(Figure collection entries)
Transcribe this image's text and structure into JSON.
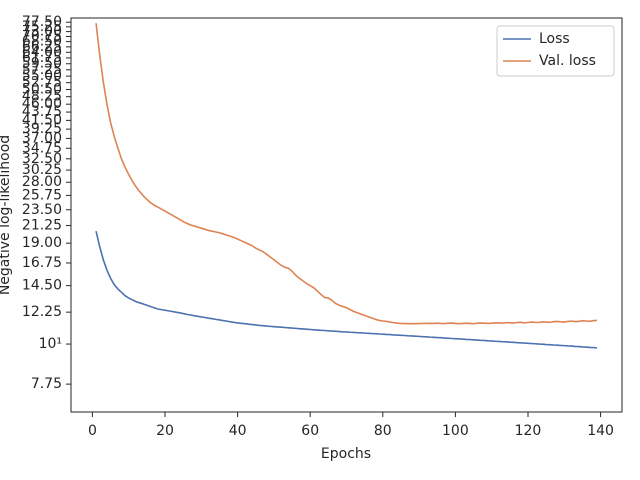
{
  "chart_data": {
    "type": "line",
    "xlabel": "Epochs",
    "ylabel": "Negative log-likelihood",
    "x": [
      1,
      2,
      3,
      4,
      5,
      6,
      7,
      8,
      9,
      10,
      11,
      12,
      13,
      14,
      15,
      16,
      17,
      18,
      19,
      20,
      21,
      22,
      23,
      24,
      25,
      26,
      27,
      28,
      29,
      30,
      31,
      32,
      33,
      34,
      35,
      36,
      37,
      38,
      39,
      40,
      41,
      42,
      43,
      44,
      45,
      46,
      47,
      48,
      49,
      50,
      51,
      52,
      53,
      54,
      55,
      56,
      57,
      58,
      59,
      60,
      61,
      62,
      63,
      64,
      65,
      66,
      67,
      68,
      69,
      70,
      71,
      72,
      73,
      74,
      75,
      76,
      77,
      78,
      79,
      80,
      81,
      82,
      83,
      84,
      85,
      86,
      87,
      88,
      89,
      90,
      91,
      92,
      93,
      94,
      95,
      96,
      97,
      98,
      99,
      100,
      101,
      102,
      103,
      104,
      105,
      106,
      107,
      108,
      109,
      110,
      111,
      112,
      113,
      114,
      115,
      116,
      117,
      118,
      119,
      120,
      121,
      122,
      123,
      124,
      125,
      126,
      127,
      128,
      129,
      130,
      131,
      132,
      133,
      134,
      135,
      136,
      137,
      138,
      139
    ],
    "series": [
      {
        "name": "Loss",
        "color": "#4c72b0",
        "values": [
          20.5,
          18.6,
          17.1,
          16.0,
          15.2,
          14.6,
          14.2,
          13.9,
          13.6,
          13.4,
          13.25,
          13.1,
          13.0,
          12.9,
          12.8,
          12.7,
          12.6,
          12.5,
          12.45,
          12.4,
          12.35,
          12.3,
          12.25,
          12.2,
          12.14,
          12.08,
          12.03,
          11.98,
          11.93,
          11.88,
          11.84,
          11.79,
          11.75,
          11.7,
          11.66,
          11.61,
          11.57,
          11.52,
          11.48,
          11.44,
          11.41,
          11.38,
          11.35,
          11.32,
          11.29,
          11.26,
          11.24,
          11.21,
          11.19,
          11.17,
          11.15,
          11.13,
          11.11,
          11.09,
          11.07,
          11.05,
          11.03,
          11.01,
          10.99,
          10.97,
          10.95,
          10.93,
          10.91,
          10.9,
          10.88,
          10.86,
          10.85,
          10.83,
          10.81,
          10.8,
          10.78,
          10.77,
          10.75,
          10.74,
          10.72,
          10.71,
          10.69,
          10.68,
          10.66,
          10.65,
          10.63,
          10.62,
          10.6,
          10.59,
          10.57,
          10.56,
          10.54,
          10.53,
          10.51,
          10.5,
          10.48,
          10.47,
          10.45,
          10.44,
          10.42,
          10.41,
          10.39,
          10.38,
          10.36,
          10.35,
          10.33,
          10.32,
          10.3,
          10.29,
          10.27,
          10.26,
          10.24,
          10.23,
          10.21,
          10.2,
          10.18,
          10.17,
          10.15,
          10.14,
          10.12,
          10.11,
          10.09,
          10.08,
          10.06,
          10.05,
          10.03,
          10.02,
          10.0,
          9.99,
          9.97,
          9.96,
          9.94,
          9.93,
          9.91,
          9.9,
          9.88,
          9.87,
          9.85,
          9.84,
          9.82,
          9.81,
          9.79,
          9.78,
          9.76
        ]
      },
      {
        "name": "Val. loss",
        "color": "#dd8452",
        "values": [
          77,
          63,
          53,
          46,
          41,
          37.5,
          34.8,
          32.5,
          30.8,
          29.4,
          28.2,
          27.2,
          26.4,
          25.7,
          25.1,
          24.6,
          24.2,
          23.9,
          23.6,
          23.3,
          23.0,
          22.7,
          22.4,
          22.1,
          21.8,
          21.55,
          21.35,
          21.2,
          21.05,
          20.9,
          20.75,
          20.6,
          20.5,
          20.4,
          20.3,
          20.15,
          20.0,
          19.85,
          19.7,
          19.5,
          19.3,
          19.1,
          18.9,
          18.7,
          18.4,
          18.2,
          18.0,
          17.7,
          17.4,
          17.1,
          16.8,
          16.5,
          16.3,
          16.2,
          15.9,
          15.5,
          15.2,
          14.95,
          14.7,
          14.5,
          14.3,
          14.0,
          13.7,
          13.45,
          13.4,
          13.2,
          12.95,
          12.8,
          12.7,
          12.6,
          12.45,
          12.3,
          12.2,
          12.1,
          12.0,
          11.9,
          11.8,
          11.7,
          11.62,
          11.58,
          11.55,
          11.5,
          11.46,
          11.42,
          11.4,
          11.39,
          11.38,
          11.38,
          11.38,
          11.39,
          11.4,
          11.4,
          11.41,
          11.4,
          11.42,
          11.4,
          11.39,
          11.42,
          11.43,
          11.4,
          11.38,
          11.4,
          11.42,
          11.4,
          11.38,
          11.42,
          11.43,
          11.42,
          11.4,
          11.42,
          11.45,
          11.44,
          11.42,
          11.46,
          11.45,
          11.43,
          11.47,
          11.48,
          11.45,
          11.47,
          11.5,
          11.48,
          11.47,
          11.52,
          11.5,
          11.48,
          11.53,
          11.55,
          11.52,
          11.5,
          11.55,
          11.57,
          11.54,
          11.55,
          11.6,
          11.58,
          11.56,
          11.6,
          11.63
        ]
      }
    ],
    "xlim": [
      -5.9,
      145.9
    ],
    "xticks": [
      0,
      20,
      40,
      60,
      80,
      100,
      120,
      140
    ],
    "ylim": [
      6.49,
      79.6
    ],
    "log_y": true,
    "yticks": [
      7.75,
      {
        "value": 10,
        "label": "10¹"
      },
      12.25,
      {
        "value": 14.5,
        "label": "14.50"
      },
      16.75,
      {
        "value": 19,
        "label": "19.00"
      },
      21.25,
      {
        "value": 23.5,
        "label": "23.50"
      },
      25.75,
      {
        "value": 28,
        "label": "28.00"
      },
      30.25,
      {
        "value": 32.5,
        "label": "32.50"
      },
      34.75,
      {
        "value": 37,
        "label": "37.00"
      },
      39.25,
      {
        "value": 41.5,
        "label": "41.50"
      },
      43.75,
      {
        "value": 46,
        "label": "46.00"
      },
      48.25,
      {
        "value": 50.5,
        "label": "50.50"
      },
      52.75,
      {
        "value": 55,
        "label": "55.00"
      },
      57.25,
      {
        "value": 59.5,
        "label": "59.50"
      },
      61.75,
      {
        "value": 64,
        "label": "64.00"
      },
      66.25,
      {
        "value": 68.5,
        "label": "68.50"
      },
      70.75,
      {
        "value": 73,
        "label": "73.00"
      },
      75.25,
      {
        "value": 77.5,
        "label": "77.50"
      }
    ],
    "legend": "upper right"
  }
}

● Task brief
Without the pictures, restate all the entries above exactly.

● The response
Transcribe this image's text and structure into JSON.
{
  "chart_data": {
    "type": "line",
    "xlabel": "Epochs",
    "ylabel": "Negative log-likelihood",
    "x": [
      1,
      2,
      3,
      4,
      5,
      6,
      7,
      8,
      9,
      10,
      11,
      12,
      13,
      14,
      15,
      16,
      17,
      18,
      19,
      20,
      21,
      22,
      23,
      24,
      25,
      26,
      27,
      28,
      29,
      30,
      31,
      32,
      33,
      34,
      35,
      36,
      37,
      38,
      39,
      40,
      41,
      42,
      43,
      44,
      45,
      46,
      47,
      48,
      49,
      50,
      51,
      52,
      53,
      54,
      55,
      56,
      57,
      58,
      59,
      60,
      61,
      62,
      63,
      64,
      65,
      66,
      67,
      68,
      69,
      70,
      71,
      72,
      73,
      74,
      75,
      76,
      77,
      78,
      79,
      80,
      81,
      82,
      83,
      84,
      85,
      86,
      87,
      88,
      89,
      90,
      91,
      92,
      93,
      94,
      95,
      96,
      97,
      98,
      99,
      100,
      101,
      102,
      103,
      104,
      105,
      106,
      107,
      108,
      109,
      110,
      111,
      112,
      113,
      114,
      115,
      116,
      117,
      118,
      119,
      120,
      121,
      122,
      123,
      124,
      125,
      126,
      127,
      128,
      129,
      130,
      131,
      132,
      133,
      134,
      135,
      136,
      137,
      138,
      139
    ],
    "series": [
      {
        "name": "Loss",
        "color": "#4c72b0",
        "values": [
          20.5,
          18.6,
          17.1,
          16.0,
          15.2,
          14.6,
          14.2,
          13.9,
          13.6,
          13.4,
          13.25,
          13.1,
          13.0,
          12.9,
          12.8,
          12.7,
          12.6,
          12.5,
          12.45,
          12.4,
          12.35,
          12.3,
          12.25,
          12.2,
          12.14,
          12.08,
          12.03,
          11.98,
          11.93,
          11.88,
          11.84,
          11.79,
          11.75,
          11.7,
          11.66,
          11.61,
          11.57,
          11.52,
          11.48,
          11.44,
          11.41,
          11.38,
          11.35,
          11.32,
          11.29,
          11.26,
          11.24,
          11.21,
          11.19,
          11.17,
          11.15,
          11.13,
          11.11,
          11.09,
          11.07,
          11.05,
          11.03,
          11.01,
          10.99,
          10.97,
          10.95,
          10.93,
          10.91,
          10.9,
          10.88,
          10.86,
          10.85,
          10.83,
          10.81,
          10.8,
          10.78,
          10.77,
          10.75,
          10.74,
          10.72,
          10.71,
          10.69,
          10.68,
          10.66,
          10.65,
          10.63,
          10.62,
          10.6,
          10.59,
          10.57,
          10.56,
          10.54,
          10.53,
          10.51,
          10.5,
          10.48,
          10.47,
          10.45,
          10.44,
          10.42,
          10.41,
          10.39,
          10.38,
          10.36,
          10.35,
          10.33,
          10.32,
          10.3,
          10.29,
          10.27,
          10.26,
          10.24,
          10.23,
          10.21,
          10.2,
          10.18,
          10.17,
          10.15,
          10.14,
          10.12,
          10.11,
          10.09,
          10.08,
          10.06,
          10.05,
          10.03,
          10.02,
          10.0,
          9.99,
          9.97,
          9.96,
          9.94,
          9.93,
          9.91,
          9.9,
          9.88,
          9.87,
          9.85,
          9.84,
          9.82,
          9.81,
          9.79,
          9.78,
          9.76
        ]
      },
      {
        "name": "Val. loss",
        "color": "#dd8452",
        "values": [
          77,
          63,
          53,
          46,
          41,
          37.5,
          34.8,
          32.5,
          30.8,
          29.4,
          28.2,
          27.2,
          26.4,
          25.7,
          25.1,
          24.6,
          24.2,
          23.9,
          23.6,
          23.3,
          23.0,
          22.7,
          22.4,
          22.1,
          21.8,
          21.55,
          21.35,
          21.2,
          21.05,
          20.9,
          20.75,
          20.6,
          20.5,
          20.4,
          20.3,
          20.15,
          20.0,
          19.85,
          19.7,
          19.5,
          19.3,
          19.1,
          18.9,
          18.7,
          18.4,
          18.2,
          18.0,
          17.7,
          17.4,
          17.1,
          16.8,
          16.5,
          16.3,
          16.2,
          15.9,
          15.5,
          15.2,
          14.95,
          14.7,
          14.5,
          14.3,
          14.0,
          13.7,
          13.45,
          13.4,
          13.2,
          12.95,
          12.8,
          12.7,
          12.6,
          12.45,
          12.3,
          12.2,
          12.1,
          12.0,
          11.9,
          11.8,
          11.7,
          11.62,
          11.58,
          11.55,
          11.5,
          11.46,
          11.42,
          11.4,
          11.39,
          11.38,
          11.38,
          11.38,
          11.39,
          11.4,
          11.4,
          11.41,
          11.4,
          11.42,
          11.4,
          11.39,
          11.42,
          11.43,
          11.4,
          11.38,
          11.4,
          11.42,
          11.4,
          11.38,
          11.42,
          11.43,
          11.42,
          11.4,
          11.42,
          11.45,
          11.44,
          11.42,
          11.46,
          11.45,
          11.43,
          11.47,
          11.48,
          11.45,
          11.47,
          11.5,
          11.48,
          11.47,
          11.52,
          11.5,
          11.48,
          11.53,
          11.55,
          11.52,
          11.5,
          11.55,
          11.57,
          11.54,
          11.55,
          11.6,
          11.58,
          11.56,
          11.6,
          11.63
        ]
      }
    ],
    "xlim": [
      -5.9,
      145.9
    ],
    "xticks": [
      0,
      20,
      40,
      60,
      80,
      100,
      120,
      140
    ],
    "ylim": [
      6.49,
      79.6
    ],
    "log_y": true,
    "yticks": [
      7.75,
      {
        "value": 10,
        "label": "10¹"
      },
      12.25,
      {
        "value": 14.5,
        "label": "14.50"
      },
      16.75,
      {
        "value": 19,
        "label": "19.00"
      },
      21.25,
      {
        "value": 23.5,
        "label": "23.50"
      },
      25.75,
      {
        "value": 28,
        "label": "28.00"
      },
      30.25,
      {
        "value": 32.5,
        "label": "32.50"
      },
      34.75,
      {
        "value": 37,
        "label": "37.00"
      },
      39.25,
      {
        "value": 41.5,
        "label": "41.50"
      },
      43.75,
      {
        "value": 46,
        "label": "46.00"
      },
      48.25,
      {
        "value": 50.5,
        "label": "50.50"
      },
      52.75,
      {
        "value": 55,
        "label": "55.00"
      },
      57.25,
      {
        "value": 59.5,
        "label": "59.50"
      },
      61.75,
      {
        "value": 64,
        "label": "64.00"
      },
      66.25,
      {
        "value": 68.5,
        "label": "68.50"
      },
      70.75,
      {
        "value": 73,
        "label": "73.00"
      },
      75.25,
      {
        "value": 77.5,
        "label": "77.50"
      }
    ],
    "legend": "upper right"
  }
}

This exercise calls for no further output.